- **WHAT YOU SHOULD DO**: Find and copy each line of the records where the string "resistance" shows up.

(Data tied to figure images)
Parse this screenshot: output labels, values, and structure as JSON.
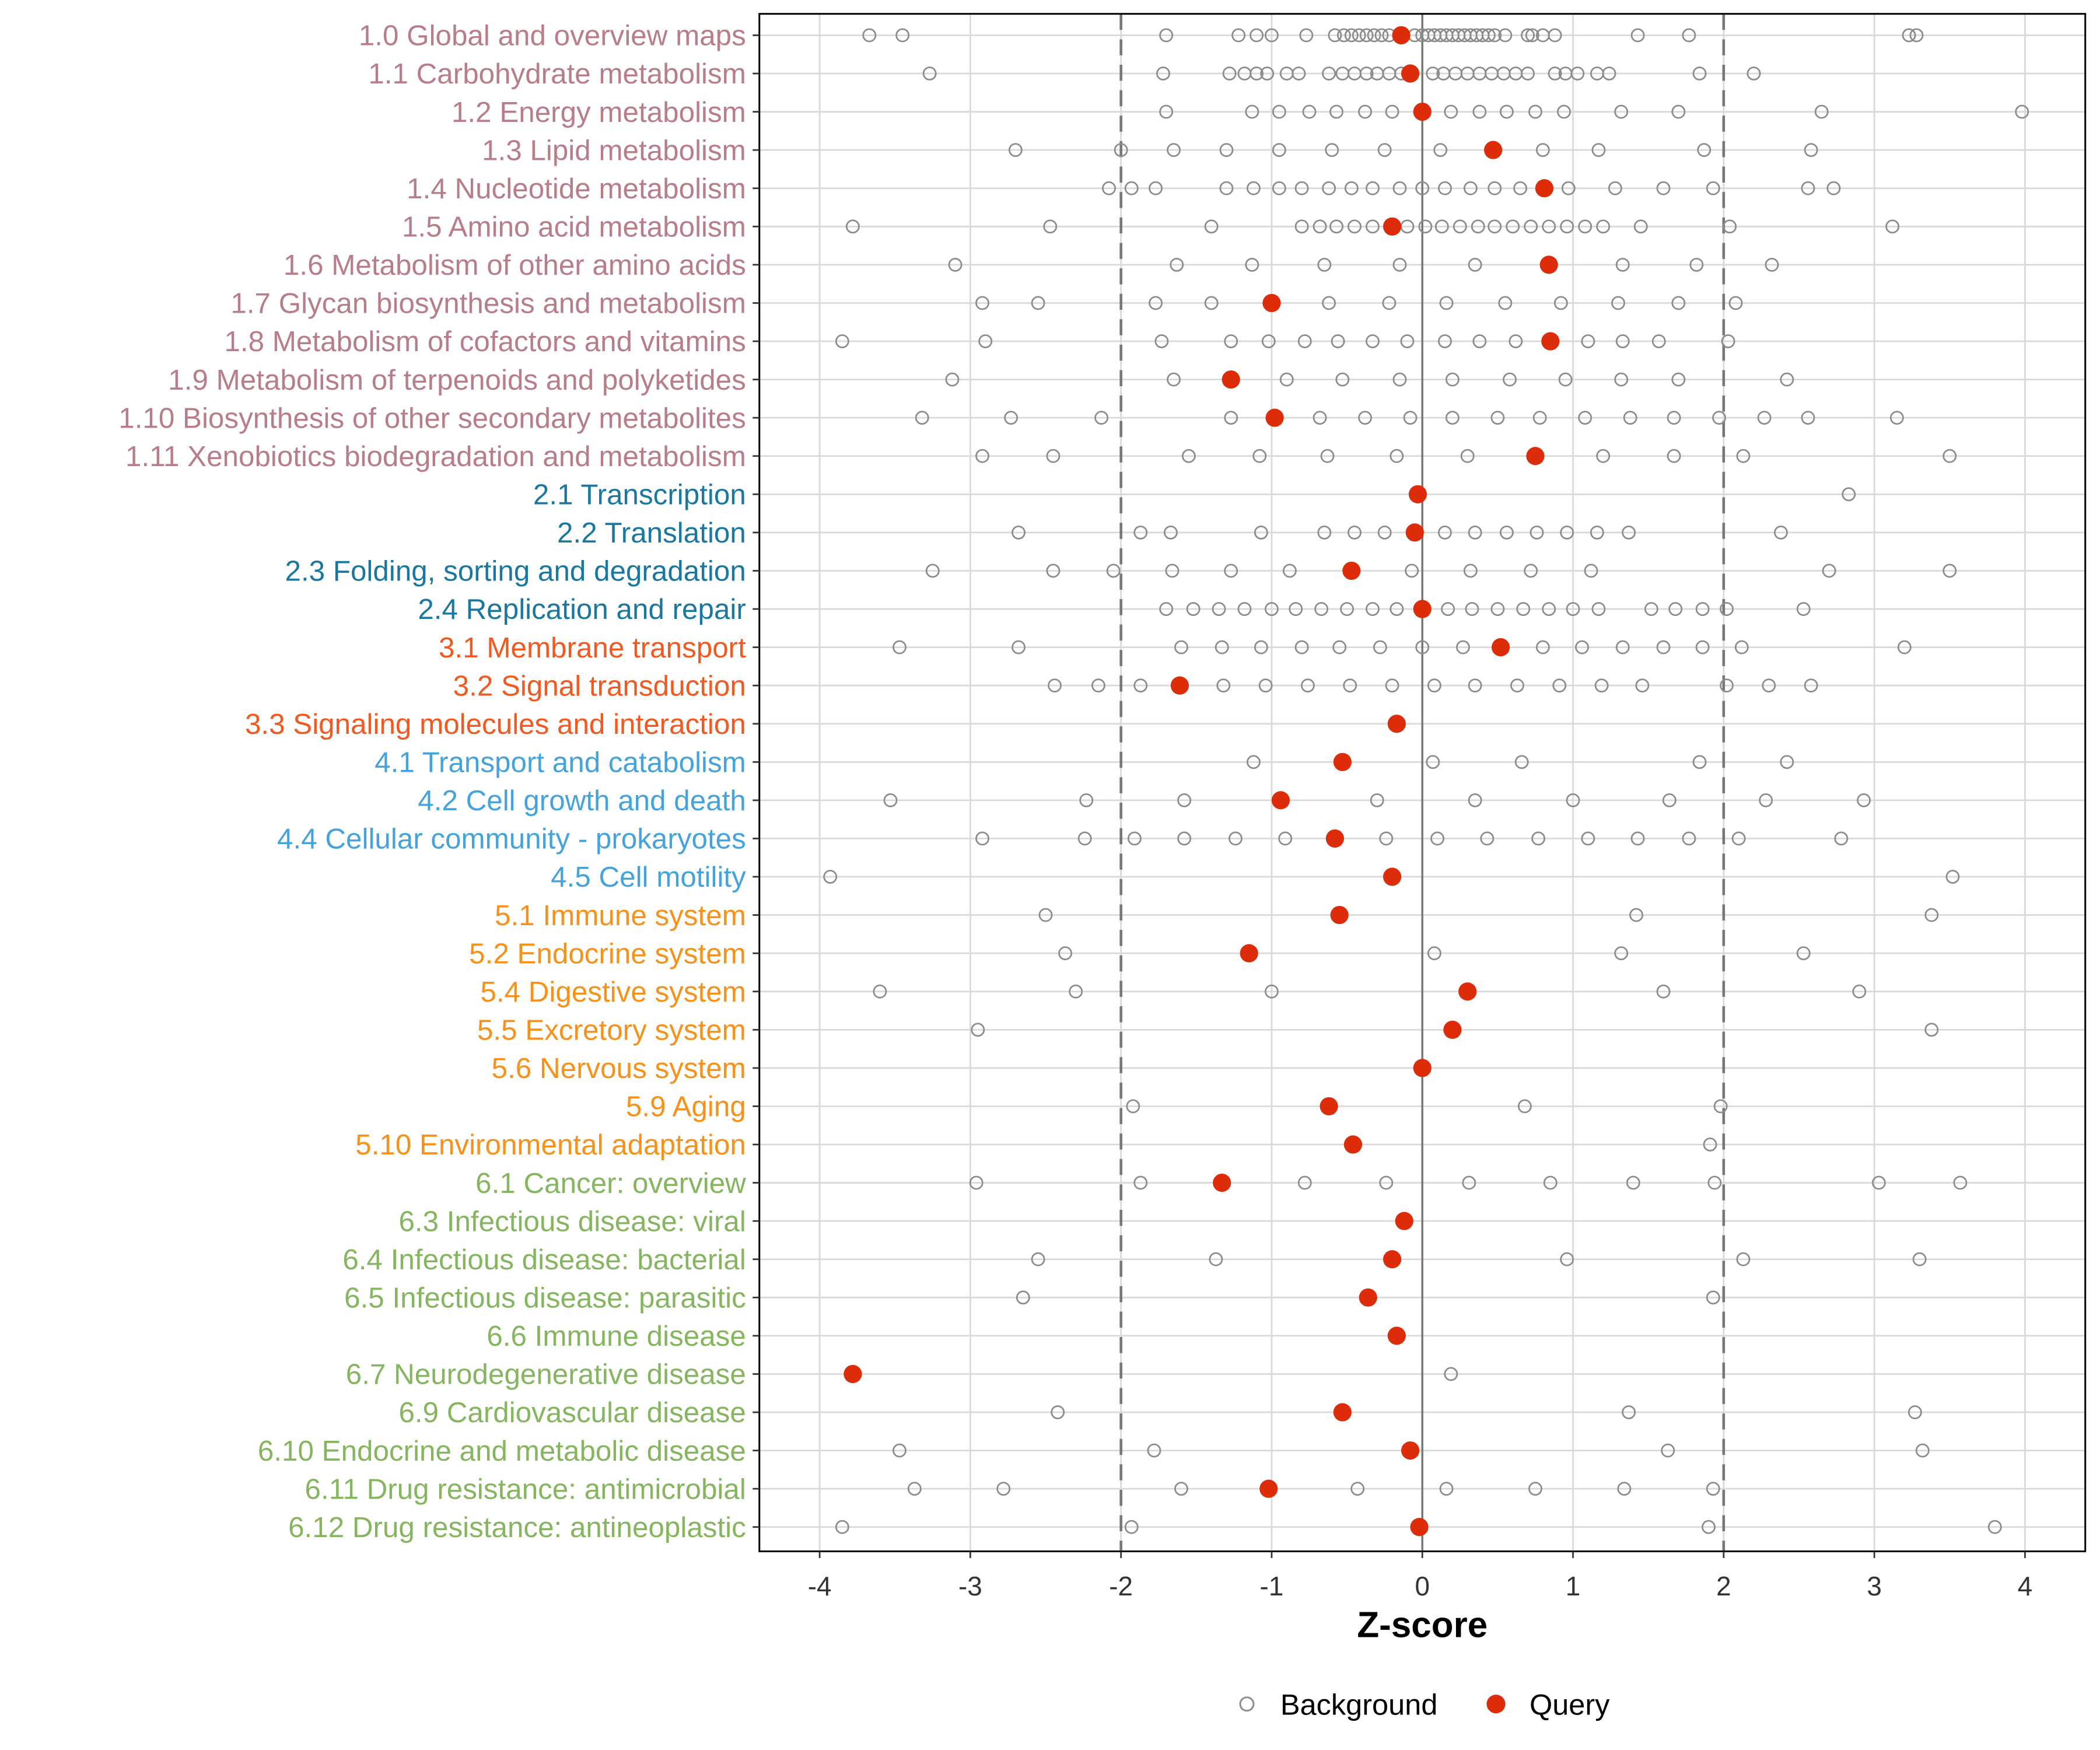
{
  "chart_data": {
    "type": "scatter",
    "xlabel": "Z-score",
    "ylabel": "",
    "xlim": [
      -4.5,
      4.3
    ],
    "xticks": [
      "-4",
      "-3",
      "-2",
      "-1",
      "0",
      "1",
      "2",
      "3",
      "4"
    ],
    "xtick_values": [
      -4,
      -3,
      -2,
      -1,
      0,
      1,
      2,
      3,
      4
    ],
    "reference_lines": {
      "dashed": [
        -2,
        2
      ],
      "solid": [
        0
      ]
    },
    "grid": true,
    "legend": {
      "placement": "bottom",
      "entries": [
        "Background",
        "Query"
      ]
    },
    "colors": {
      "background_point": "#8c8c8c",
      "query_point": "#dd2c0a",
      "groups": {
        "metabolism": "#b77d88",
        "genetic": "#1a77a0",
        "environmental": "#f2581f",
        "cellular": "#45a3dc",
        "organismal": "#f7911a",
        "disease": "#86b560"
      }
    },
    "categories": [
      {
        "label": "1.0 Global and overview maps",
        "group": "metabolism",
        "query": -0.14,
        "background": [
          -3.67,
          -3.45,
          -1.7,
          -1.22,
          -1.1,
          -1.0,
          -0.77,
          -0.58,
          -0.52,
          -0.47,
          -0.42,
          -0.37,
          -0.32,
          -0.27,
          -0.22,
          -0.05,
          0.0,
          0.04,
          0.08,
          0.12,
          0.16,
          0.2,
          0.24,
          0.28,
          0.32,
          0.36,
          0.4,
          0.44,
          0.48,
          0.55,
          0.7,
          0.73,
          0.8,
          0.88,
          1.43,
          1.77,
          3.23,
          3.28
        ]
      },
      {
        "label": "1.1 Carbohydrate metabolism",
        "group": "metabolism",
        "query": -0.08,
        "background": [
          -3.27,
          -1.72,
          -1.28,
          -1.18,
          -1.1,
          -1.03,
          -0.9,
          -0.82,
          -0.62,
          -0.53,
          -0.45,
          -0.37,
          -0.3,
          -0.22,
          -0.14,
          0.07,
          0.14,
          0.22,
          0.3,
          0.38,
          0.46,
          0.54,
          0.62,
          0.7,
          0.88,
          0.95,
          1.03,
          1.16,
          1.24,
          1.84,
          2.2
        ]
      },
      {
        "label": "1.2 Energy metabolism",
        "group": "metabolism",
        "query": 0.0,
        "background": [
          -1.7,
          -1.13,
          -0.95,
          -0.75,
          -0.57,
          -0.38,
          -0.2,
          0.19,
          0.38,
          0.56,
          0.75,
          0.94,
          1.32,
          1.7,
          2.65,
          3.98
        ]
      },
      {
        "label": "1.3 Lipid metabolism",
        "group": "metabolism",
        "query": 0.47,
        "background": [
          -2.7,
          -2.0,
          -1.65,
          -1.3,
          -0.95,
          -0.6,
          -0.25,
          0.12,
          0.8,
          1.17,
          1.87,
          2.58
        ]
      },
      {
        "label": "1.4 Nucleotide metabolism",
        "group": "metabolism",
        "query": 0.81,
        "background": [
          -2.08,
          -1.93,
          -1.77,
          -1.3,
          -1.12,
          -0.95,
          -0.8,
          -0.62,
          -0.47,
          -0.33,
          -0.15,
          0.0,
          0.15,
          0.32,
          0.48,
          0.65,
          0.97,
          1.28,
          1.6,
          1.93,
          2.56,
          2.73
        ]
      },
      {
        "label": "1.5 Amino acid metabolism",
        "group": "metabolism",
        "query": -0.2,
        "background": [
          -3.78,
          -2.47,
          -1.4,
          -0.8,
          -0.68,
          -0.57,
          -0.45,
          -0.33,
          -0.1,
          0.02,
          0.13,
          0.25,
          0.37,
          0.48,
          0.6,
          0.72,
          0.84,
          0.96,
          1.08,
          1.2,
          1.45,
          2.04,
          3.12
        ]
      },
      {
        "label": "1.6 Metabolism of other amino acids",
        "group": "metabolism",
        "query": 0.84,
        "background": [
          -3.1,
          -1.63,
          -1.13,
          -0.65,
          -0.15,
          0.35,
          1.33,
          1.82,
          2.32
        ]
      },
      {
        "label": "1.7 Glycan biosynthesis and metabolism",
        "group": "metabolism",
        "query": -1.0,
        "background": [
          -2.92,
          -2.55,
          -1.77,
          -1.4,
          -0.62,
          -0.22,
          0.16,
          0.55,
          0.92,
          1.3,
          1.7,
          2.08
        ]
      },
      {
        "label": "1.8 Metabolism of cofactors and vitamins",
        "group": "metabolism",
        "query": 0.85,
        "background": [
          -3.85,
          -2.9,
          -1.73,
          -1.27,
          -1.02,
          -0.78,
          -0.56,
          -0.33,
          -0.1,
          0.15,
          0.38,
          0.62,
          1.1,
          1.33,
          1.57,
          2.03
        ]
      },
      {
        "label": "1.9 Metabolism of terpenoids and polyketides",
        "group": "metabolism",
        "query": -1.27,
        "background": [
          -3.12,
          -1.65,
          -0.9,
          -0.53,
          -0.15,
          0.2,
          0.58,
          0.95,
          1.32,
          1.7,
          2.42
        ]
      },
      {
        "label": "1.10 Biosynthesis of other secondary metabolites",
        "group": "metabolism",
        "query": -0.98,
        "background": [
          -3.32,
          -2.73,
          -2.13,
          -1.27,
          -0.68,
          -0.38,
          -0.08,
          0.2,
          0.5,
          0.78,
          1.08,
          1.38,
          1.67,
          1.97,
          2.27,
          2.56,
          3.15
        ]
      },
      {
        "label": "1.11 Xenobiotics biodegradation and metabolism",
        "group": "metabolism",
        "query": 0.75,
        "background": [
          -2.92,
          -2.45,
          -1.55,
          -1.08,
          -0.63,
          -0.17,
          0.3,
          1.2,
          1.67,
          2.13,
          3.5
        ]
      },
      {
        "label": "2.1 Transcription",
        "group": "genetic",
        "query": -0.03,
        "background": [
          2.83
        ]
      },
      {
        "label": "2.2 Translation",
        "group": "genetic",
        "query": -0.05,
        "background": [
          -2.68,
          -1.87,
          -1.67,
          -1.07,
          -0.65,
          -0.45,
          -0.25,
          0.15,
          0.35,
          0.56,
          0.76,
          0.96,
          1.16,
          1.37,
          2.38
        ]
      },
      {
        "label": "2.3 Folding, sorting and degradation",
        "group": "genetic",
        "query": -0.47,
        "background": [
          -3.25,
          -2.45,
          -2.05,
          -1.66,
          -1.27,
          -0.88,
          -0.07,
          0.32,
          0.72,
          1.12,
          2.7,
          3.5
        ]
      },
      {
        "label": "2.4 Replication and repair",
        "group": "genetic",
        "query": 0.0,
        "background": [
          -1.7,
          -1.52,
          -1.35,
          -1.18,
          -1.0,
          -0.84,
          -0.67,
          -0.5,
          -0.33,
          -0.17,
          0.17,
          0.33,
          0.5,
          0.67,
          0.84,
          1.0,
          1.17,
          1.52,
          1.68,
          1.86,
          2.02,
          2.53
        ]
      },
      {
        "label": "3.1 Membrane transport",
        "group": "environmental",
        "query": 0.52,
        "background": [
          -3.47,
          -2.68,
          -1.6,
          -1.33,
          -1.07,
          -0.8,
          -0.55,
          -0.28,
          0.0,
          0.27,
          0.8,
          1.06,
          1.33,
          1.6,
          1.86,
          2.12,
          3.2
        ]
      },
      {
        "label": "3.2 Signal transduction",
        "group": "environmental",
        "query": -1.61,
        "background": [
          -2.44,
          -2.15,
          -1.87,
          -1.32,
          -1.04,
          -0.76,
          -0.48,
          -0.2,
          0.08,
          0.35,
          0.63,
          0.91,
          1.19,
          1.46,
          2.02,
          2.3,
          2.58
        ]
      },
      {
        "label": "3.3 Signaling molecules and interaction",
        "group": "environmental",
        "query": -0.17,
        "background": []
      },
      {
        "label": "4.1 Transport and catabolism",
        "group": "cellular",
        "query": -0.53,
        "background": [
          -1.12,
          0.07,
          0.66,
          1.84,
          2.42
        ]
      },
      {
        "label": "4.2 Cell growth and death",
        "group": "cellular",
        "query": -0.94,
        "background": [
          -3.53,
          -2.23,
          -1.58,
          -0.3,
          0.35,
          1.0,
          1.64,
          2.28,
          2.93
        ]
      },
      {
        "label": "4.4 Cellular community - prokaryotes",
        "group": "cellular",
        "query": -0.58,
        "background": [
          -2.92,
          -2.24,
          -1.91,
          -1.58,
          -1.24,
          -0.91,
          -0.24,
          0.1,
          0.43,
          0.77,
          1.1,
          1.43,
          1.77,
          2.1,
          2.78
        ]
      },
      {
        "label": "4.5 Cell motility",
        "group": "cellular",
        "query": -0.2,
        "background": [
          -3.93,
          3.52
        ]
      },
      {
        "label": "5.1 Immune system",
        "group": "organismal",
        "query": -0.55,
        "background": [
          -2.5,
          1.42,
          3.38
        ]
      },
      {
        "label": "5.2 Endocrine system",
        "group": "organismal",
        "query": -1.15,
        "background": [
          -2.37,
          0.08,
          1.32,
          2.53
        ]
      },
      {
        "label": "5.4 Digestive system",
        "group": "organismal",
        "query": 0.3,
        "background": [
          -3.6,
          -2.3,
          -1.0,
          1.6,
          2.9
        ]
      },
      {
        "label": "5.5 Excretory system",
        "group": "organismal",
        "query": 0.2,
        "background": [
          -2.95,
          3.38
        ]
      },
      {
        "label": "5.6 Nervous system",
        "group": "organismal",
        "query": 0.0,
        "background": []
      },
      {
        "label": "5.9 Aging",
        "group": "organismal",
        "query": -0.62,
        "background": [
          -1.92,
          0.68,
          1.98
        ]
      },
      {
        "label": "5.10 Environmental adaptation",
        "group": "organismal",
        "query": -0.46,
        "background": [
          1.91
        ]
      },
      {
        "label": "6.1 Cancer: overview",
        "group": "disease",
        "query": -1.33,
        "background": [
          -2.96,
          -1.87,
          -0.78,
          -0.24,
          0.31,
          0.85,
          1.4,
          1.94,
          3.03,
          3.57
        ]
      },
      {
        "label": "6.3 Infectious disease: viral",
        "group": "disease",
        "query": -0.12,
        "background": []
      },
      {
        "label": "6.4 Infectious disease: bacterial",
        "group": "disease",
        "query": -0.2,
        "background": [
          -2.55,
          -1.37,
          0.96,
          2.13,
          3.3
        ]
      },
      {
        "label": "6.5 Infectious disease: parasitic",
        "group": "disease",
        "query": -0.36,
        "background": [
          -2.65,
          1.93
        ]
      },
      {
        "label": "6.6 Immune disease",
        "group": "disease",
        "query": -0.17,
        "background": []
      },
      {
        "label": "6.7 Neurodegenerative disease",
        "group": "disease",
        "query": -3.78,
        "background": [
          0.19
        ]
      },
      {
        "label": "6.9 Cardiovascular disease",
        "group": "disease",
        "query": -0.53,
        "background": [
          -2.42,
          1.37,
          3.27
        ]
      },
      {
        "label": "6.10 Endocrine and metabolic disease",
        "group": "disease",
        "query": -0.08,
        "background": [
          -3.47,
          -1.78,
          1.63,
          3.32
        ]
      },
      {
        "label": "6.11 Drug resistance: antimicrobial",
        "group": "disease",
        "query": -1.02,
        "background": [
          -3.37,
          -2.78,
          -1.6,
          -0.43,
          0.16,
          0.75,
          1.34,
          1.93
        ]
      },
      {
        "label": "6.12 Drug resistance: antineoplastic",
        "group": "disease",
        "query": -0.02,
        "background": [
          -3.85,
          -1.93,
          1.9,
          3.8
        ]
      }
    ]
  }
}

- **RESULT**:
        "label": "6.11 Drug resistance: antimicrobial",
        "label": "6.12 Drug resistance: antineoplastic",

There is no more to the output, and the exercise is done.